(Task statement)
Every line that holds the string "circle" is to be identified and copied.

(Listed records)

###

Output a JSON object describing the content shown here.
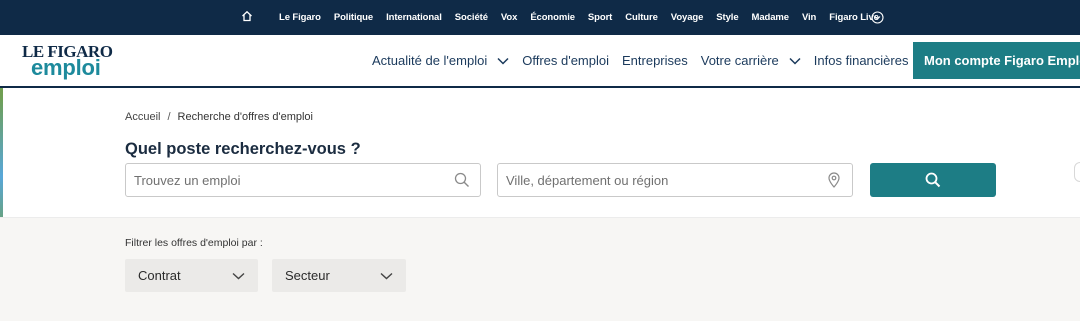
{
  "topbar": {
    "home_icon": "home-icon",
    "links": [
      "Le Figaro",
      "Politique",
      "International",
      "Société",
      "Vox",
      "Économie",
      "Sport",
      "Culture",
      "Voyage",
      "Style",
      "Madame",
      "Vin",
      "Figaro Live"
    ],
    "more_icon": "chevron-circle-icon",
    "background": "#0f2a47"
  },
  "header": {
    "logo_line1": "LE FIGARO",
    "logo_line2": "emploi",
    "nav": [
      {
        "label": "Actualité de l'emploi",
        "has_dropdown": true
      },
      {
        "label": "Offres d'emploi",
        "has_dropdown": false
      },
      {
        "label": "Entreprises",
        "has_dropdown": false
      },
      {
        "label": "Votre carrière",
        "has_dropdown": true
      },
      {
        "label": "Infos financières",
        "has_dropdown": false
      }
    ],
    "account_button": "Mon compte Figaro Emploi",
    "accent": "#1d7d85"
  },
  "search": {
    "breadcrumb": {
      "home": "Accueil",
      "separator": "/",
      "current": "Recherche d'offres d'emploi"
    },
    "title": "Quel poste recherchez-vous ?",
    "job_placeholder": "Trouvez un emploi",
    "job_value": "",
    "location_placeholder": "Ville, département ou région",
    "location_value": "",
    "button_icon": "search-icon"
  },
  "filters": {
    "label": "Filtrer les offres d'emploi par :",
    "contrat": "Contrat",
    "secteur": "Secteur"
  }
}
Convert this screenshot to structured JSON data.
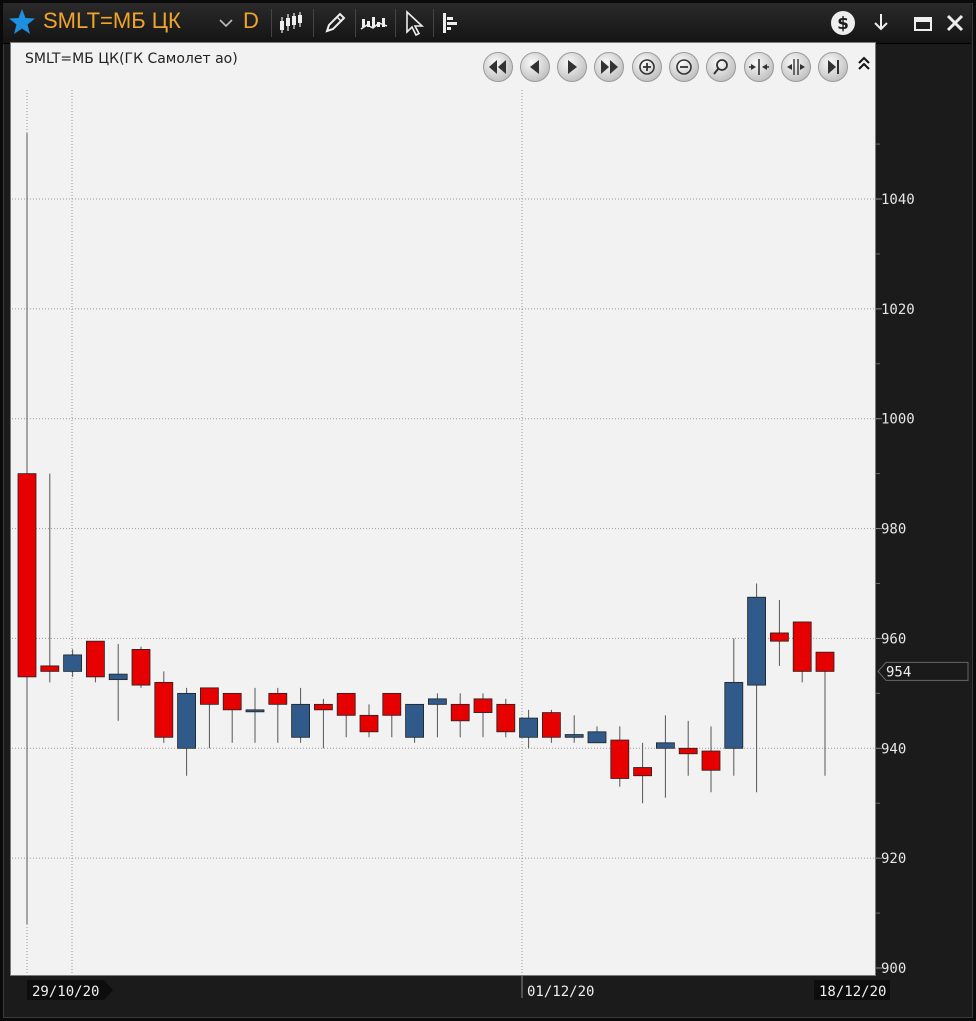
{
  "window": {
    "symbol_title": "SMLT=МБ ЦК",
    "period": "D",
    "toolbar_icons": [
      "candlestick-chart-icon",
      "pencil-icon",
      "indicators-icon",
      "cursor-icon",
      "level2-icon"
    ],
    "right_icons": [
      "dollar-circle-icon",
      "dock-down-icon",
      "minimize-icon",
      "close-icon"
    ]
  },
  "chart": {
    "instrument_label": "SMLT=МБ ЦК(ГК Самолет ао)",
    "nav_buttons": [
      "rewind-start-icon",
      "step-back-icon",
      "step-forward-icon",
      "fast-forward-icon",
      "zoom-in-icon",
      "zoom-out-icon",
      "zoom-fit-icon",
      "compress-icon",
      "expand-icon",
      "go-to-end-icon"
    ],
    "current_price_label": "954",
    "x_date_labels": [
      "29/10/20",
      "01/12/20",
      "18/12/20"
    ]
  },
  "chart_data": {
    "type": "candlestick",
    "y_ticks": [
      900,
      920,
      940,
      960,
      980,
      1000,
      1020,
      1040
    ],
    "ylim": [
      900,
      1052
    ],
    "grid": true,
    "colors": {
      "up": "#2f5a8a",
      "down": "#e60000",
      "wick": "#555555",
      "price_tag": "#1a1a1a"
    },
    "candles": [
      {
        "open": 990,
        "high": 1052,
        "low": 908,
        "close": 953
      },
      {
        "open": 955,
        "high": 990,
        "low": 952,
        "close": 954
      },
      {
        "open": 954,
        "high": 958,
        "low": 953,
        "close": 957
      },
      {
        "open": 959.5,
        "high": 959.5,
        "low": 952,
        "close": 953
      },
      {
        "open": 952.5,
        "high": 959,
        "low": 945,
        "close": 953.5
      },
      {
        "open": 958,
        "high": 958.5,
        "low": 951,
        "close": 951.5
      },
      {
        "open": 952,
        "high": 954,
        "low": 941,
        "close": 942
      },
      {
        "open": 940,
        "high": 951,
        "low": 935,
        "close": 950
      },
      {
        "open": 951,
        "high": 951,
        "low": 940,
        "close": 948
      },
      {
        "open": 950,
        "high": 950,
        "low": 941,
        "close": 947
      },
      {
        "open": 947,
        "high": 951,
        "low": 941,
        "close": 947
      },
      {
        "open": 950,
        "high": 951,
        "low": 941,
        "close": 948
      },
      {
        "open": 942,
        "high": 951,
        "low": 941,
        "close": 948
      },
      {
        "open": 948,
        "high": 949,
        "low": 940,
        "close": 947
      },
      {
        "open": 950,
        "high": 950,
        "low": 942,
        "close": 946
      },
      {
        "open": 946,
        "high": 948,
        "low": 942,
        "close": 943
      },
      {
        "open": 950,
        "high": 950,
        "low": 942,
        "close": 946
      },
      {
        "open": 942,
        "high": 948,
        "low": 941,
        "close": 948
      },
      {
        "open": 948,
        "high": 950,
        "low": 942,
        "close": 949
      },
      {
        "open": 948,
        "high": 950,
        "low": 942,
        "close": 945
      },
      {
        "open": 949,
        "high": 950,
        "low": 942,
        "close": 946.5
      },
      {
        "open": 948,
        "high": 949,
        "low": 942,
        "close": 943
      },
      {
        "open": 942,
        "high": 947,
        "low": 940,
        "close": 945.5
      },
      {
        "open": 946.5,
        "high": 947,
        "low": 941,
        "close": 942
      },
      {
        "open": 942,
        "high": 946,
        "low": 941,
        "close": 942.5
      },
      {
        "open": 941,
        "high": 944,
        "low": 941,
        "close": 943
      },
      {
        "open": 941.5,
        "high": 944,
        "low": 933,
        "close": 934.5
      },
      {
        "open": 936.5,
        "high": 941,
        "low": 930,
        "close": 935
      },
      {
        "open": 940,
        "high": 946,
        "low": 931,
        "close": 941
      },
      {
        "open": 940,
        "high": 945,
        "low": 935,
        "close": 939
      },
      {
        "open": 939.5,
        "high": 944,
        "low": 932,
        "close": 936
      },
      {
        "open": 940,
        "high": 960,
        "low": 935,
        "close": 952
      },
      {
        "open": 951.5,
        "high": 970,
        "low": 932,
        "close": 967.5
      },
      {
        "open": 961,
        "high": 967,
        "low": 955,
        "close": 959.5
      },
      {
        "open": 963,
        "high": 963,
        "low": 952,
        "close": 954
      },
      {
        "open": 957.5,
        "high": 957.5,
        "low": 935,
        "close": 954
      }
    ]
  }
}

###

(Answer for this exercise)
    "more_icon": "chevron-circle-icon",
      "dollar-circle-icon",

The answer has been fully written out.